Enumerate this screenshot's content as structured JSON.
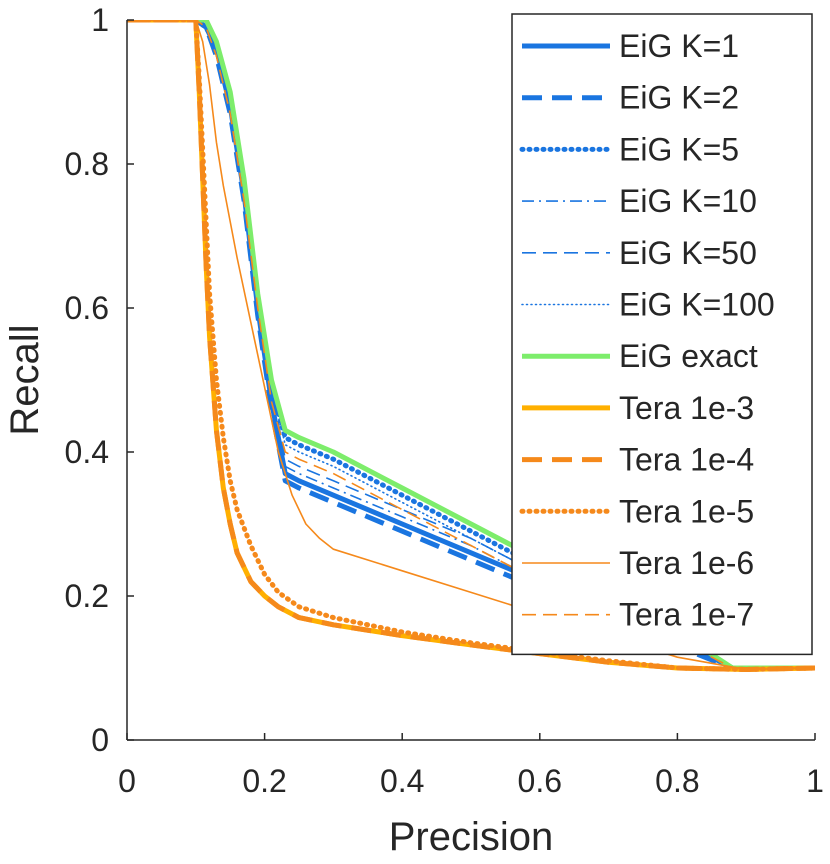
{
  "chart_data": {
    "type": "line",
    "title": "",
    "xlabel": "Precision",
    "ylabel": "Recall",
    "xlim": [
      0,
      1
    ],
    "ylim": [
      0,
      1
    ],
    "xticks": [
      0,
      0.2,
      0.4,
      0.6,
      0.8,
      1
    ],
    "yticks": [
      0,
      0.2,
      0.4,
      0.6,
      0.8,
      1
    ],
    "xtick_labels": [
      "0",
      "0.2",
      "0.4",
      "0.6",
      "0.8",
      "1"
    ],
    "ytick_labels": [
      "0",
      "0.2",
      "0.4",
      "0.6",
      "0.8",
      "1"
    ],
    "grid": false,
    "legend_position": "top-right",
    "series": [
      {
        "name": "EiG K=1",
        "color": "#1a75e0",
        "style": "solid",
        "weight": "thick",
        "x": [
          0,
          0.1,
          0.115,
          0.13,
          0.15,
          0.17,
          0.19,
          0.21,
          0.23,
          0.25,
          0.3,
          0.4,
          0.5,
          0.6,
          0.7,
          0.8,
          0.88,
          0.9,
          1.0
        ],
        "y": [
          1.0,
          1.0,
          0.99,
          0.96,
          0.88,
          0.76,
          0.6,
          0.47,
          0.37,
          0.36,
          0.34,
          0.3,
          0.26,
          0.22,
          0.18,
          0.14,
          0.1,
          0.1,
          0.1
        ]
      },
      {
        "name": "EiG K=2",
        "color": "#1a75e0",
        "style": "dashed",
        "weight": "thick",
        "x": [
          0,
          0.1,
          0.115,
          0.13,
          0.15,
          0.17,
          0.19,
          0.21,
          0.23,
          0.25,
          0.3,
          0.4,
          0.5,
          0.6,
          0.7,
          0.8,
          0.88,
          0.9,
          1.0
        ],
        "y": [
          1.0,
          1.0,
          0.99,
          0.95,
          0.87,
          0.75,
          0.59,
          0.46,
          0.36,
          0.35,
          0.33,
          0.29,
          0.25,
          0.21,
          0.17,
          0.13,
          0.1,
          0.1,
          0.1
        ]
      },
      {
        "name": "EiG K=5",
        "color": "#1a75e0",
        "style": "dotted",
        "weight": "thick",
        "x": [
          0,
          0.1,
          0.115,
          0.13,
          0.15,
          0.17,
          0.19,
          0.21,
          0.23,
          0.25,
          0.3,
          0.4,
          0.5,
          0.6,
          0.7,
          0.8,
          0.88,
          0.9,
          1.0
        ],
        "y": [
          1.0,
          1.0,
          0.99,
          0.96,
          0.89,
          0.77,
          0.61,
          0.49,
          0.42,
          0.41,
          0.39,
          0.34,
          0.29,
          0.24,
          0.19,
          0.14,
          0.1,
          0.1,
          0.1
        ]
      },
      {
        "name": "EiG K=10",
        "color": "#1a75e0",
        "style": "dashdot",
        "weight": "thin",
        "x": [
          0,
          0.1,
          0.115,
          0.13,
          0.15,
          0.17,
          0.19,
          0.21,
          0.23,
          0.25,
          0.3,
          0.4,
          0.5,
          0.6,
          0.7,
          0.8,
          0.88,
          0.9,
          1.0
        ],
        "y": [
          1.0,
          1.0,
          0.99,
          0.96,
          0.88,
          0.76,
          0.6,
          0.48,
          0.38,
          0.37,
          0.35,
          0.31,
          0.27,
          0.22,
          0.18,
          0.14,
          0.1,
          0.1,
          0.1
        ]
      },
      {
        "name": "EiG K=50",
        "color": "#1a75e0",
        "style": "dashed",
        "weight": "thin",
        "x": [
          0,
          0.1,
          0.115,
          0.13,
          0.15,
          0.17,
          0.19,
          0.21,
          0.23,
          0.25,
          0.3,
          0.4,
          0.5,
          0.6,
          0.7,
          0.8,
          0.88,
          0.9,
          1.0
        ],
        "y": [
          1.0,
          1.0,
          0.99,
          0.96,
          0.89,
          0.77,
          0.61,
          0.49,
          0.39,
          0.38,
          0.36,
          0.32,
          0.28,
          0.23,
          0.18,
          0.14,
          0.1,
          0.1,
          0.1
        ]
      },
      {
        "name": "EiG K=100",
        "color": "#1a75e0",
        "style": "dotted",
        "weight": "thin",
        "x": [
          0,
          0.1,
          0.115,
          0.13,
          0.15,
          0.17,
          0.19,
          0.21,
          0.23,
          0.25,
          0.3,
          0.4,
          0.5,
          0.6,
          0.7,
          0.8,
          0.88,
          0.9,
          1.0
        ],
        "y": [
          1.0,
          1.0,
          0.99,
          0.96,
          0.89,
          0.77,
          0.61,
          0.49,
          0.41,
          0.4,
          0.38,
          0.33,
          0.28,
          0.23,
          0.19,
          0.14,
          0.1,
          0.1,
          0.1
        ]
      },
      {
        "name": "EiG exact",
        "color": "#7ded6b",
        "style": "solid",
        "weight": "thick",
        "x": [
          0,
          0.1,
          0.115,
          0.13,
          0.15,
          0.17,
          0.19,
          0.21,
          0.23,
          0.25,
          0.3,
          0.4,
          0.5,
          0.6,
          0.7,
          0.8,
          0.88,
          0.9,
          1.0
        ],
        "y": [
          1.0,
          1.0,
          1.0,
          0.97,
          0.9,
          0.78,
          0.62,
          0.5,
          0.43,
          0.42,
          0.4,
          0.35,
          0.3,
          0.25,
          0.2,
          0.15,
          0.1,
          0.1,
          0.1
        ]
      },
      {
        "name": "Tera 1e-3",
        "color": "#ffb000",
        "style": "solid",
        "weight": "thick",
        "x": [
          0,
          0.1,
          0.105,
          0.11,
          0.115,
          0.12,
          0.13,
          0.14,
          0.15,
          0.16,
          0.18,
          0.2,
          0.22,
          0.25,
          0.3,
          0.4,
          0.5,
          0.6,
          0.7,
          0.8,
          0.9,
          1.0
        ],
        "y": [
          1.0,
          1.0,
          0.9,
          0.78,
          0.66,
          0.56,
          0.43,
          0.35,
          0.3,
          0.26,
          0.22,
          0.2,
          0.185,
          0.17,
          0.16,
          0.145,
          0.132,
          0.12,
          0.108,
          0.1,
          0.098,
          0.1
        ]
      },
      {
        "name": "Tera 1e-4",
        "color": "#f5891b",
        "style": "dashed",
        "weight": "thick",
        "x": [
          0,
          0.1,
          0.105,
          0.11,
          0.115,
          0.12,
          0.13,
          0.14,
          0.15,
          0.16,
          0.18,
          0.2,
          0.22,
          0.25,
          0.3,
          0.4,
          0.5,
          0.6,
          0.7,
          0.8,
          0.9,
          1.0
        ],
        "y": [
          1.0,
          1.0,
          0.9,
          0.78,
          0.66,
          0.56,
          0.43,
          0.35,
          0.3,
          0.26,
          0.22,
          0.2,
          0.185,
          0.17,
          0.16,
          0.145,
          0.132,
          0.12,
          0.108,
          0.1,
          0.098,
          0.1
        ]
      },
      {
        "name": "Tera 1e-5",
        "color": "#f5891b",
        "style": "dotted",
        "weight": "thick",
        "x": [
          0,
          0.1,
          0.105,
          0.11,
          0.115,
          0.12,
          0.13,
          0.14,
          0.15,
          0.16,
          0.18,
          0.2,
          0.22,
          0.25,
          0.3,
          0.4,
          0.5,
          0.6,
          0.7,
          0.8,
          0.9,
          1.0
        ],
        "y": [
          1.0,
          1.0,
          0.92,
          0.82,
          0.72,
          0.62,
          0.5,
          0.42,
          0.36,
          0.32,
          0.27,
          0.23,
          0.205,
          0.185,
          0.17,
          0.15,
          0.135,
          0.122,
          0.11,
          0.1,
          0.098,
          0.1
        ]
      },
      {
        "name": "Tera 1e-6",
        "color": "#f5891b",
        "style": "solid",
        "weight": "thin",
        "x": [
          0,
          0.1,
          0.11,
          0.12,
          0.13,
          0.14,
          0.15,
          0.16,
          0.18,
          0.2,
          0.22,
          0.24,
          0.26,
          0.28,
          0.3,
          0.4,
          0.5,
          0.6,
          0.7,
          0.8,
          0.9,
          1.0
        ],
        "y": [
          1.0,
          1.0,
          0.97,
          0.91,
          0.83,
          0.77,
          0.72,
          0.67,
          0.58,
          0.49,
          0.4,
          0.34,
          0.3,
          0.28,
          0.265,
          0.235,
          0.205,
          0.175,
          0.145,
          0.115,
          0.098,
          0.1
        ]
      },
      {
        "name": "Tera 1e-7",
        "color": "#f5891b",
        "style": "dashed",
        "weight": "thin",
        "x": [
          0,
          0.1,
          0.115,
          0.13,
          0.15,
          0.17,
          0.19,
          0.21,
          0.23,
          0.25,
          0.3,
          0.4,
          0.5,
          0.6,
          0.7,
          0.8,
          0.88,
          0.9,
          1.0
        ],
        "y": [
          1.0,
          1.0,
          0.99,
          0.95,
          0.87,
          0.75,
          0.6,
          0.47,
          0.4,
          0.39,
          0.37,
          0.32,
          0.27,
          0.22,
          0.18,
          0.14,
          0.1,
          0.1,
          0.1
        ]
      }
    ]
  }
}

———

What is expected =>
In the listing, find every line containing the word "name" and list it.

Reply =>
        "name": "EiG K=1",
        "name": "EiG K=2",
        "name": "EiG K=5",
        "name": "EiG K=10",
        "name": "EiG K=50",
        "name": "EiG K=100",
        "name": "EiG exact",
        "name": "Tera 1e-3",
        "name": "Tera 1e-4",
        "name": "Tera 1e-5",
        "name": "Tera 1e-6",
        "name": "Tera 1e-7",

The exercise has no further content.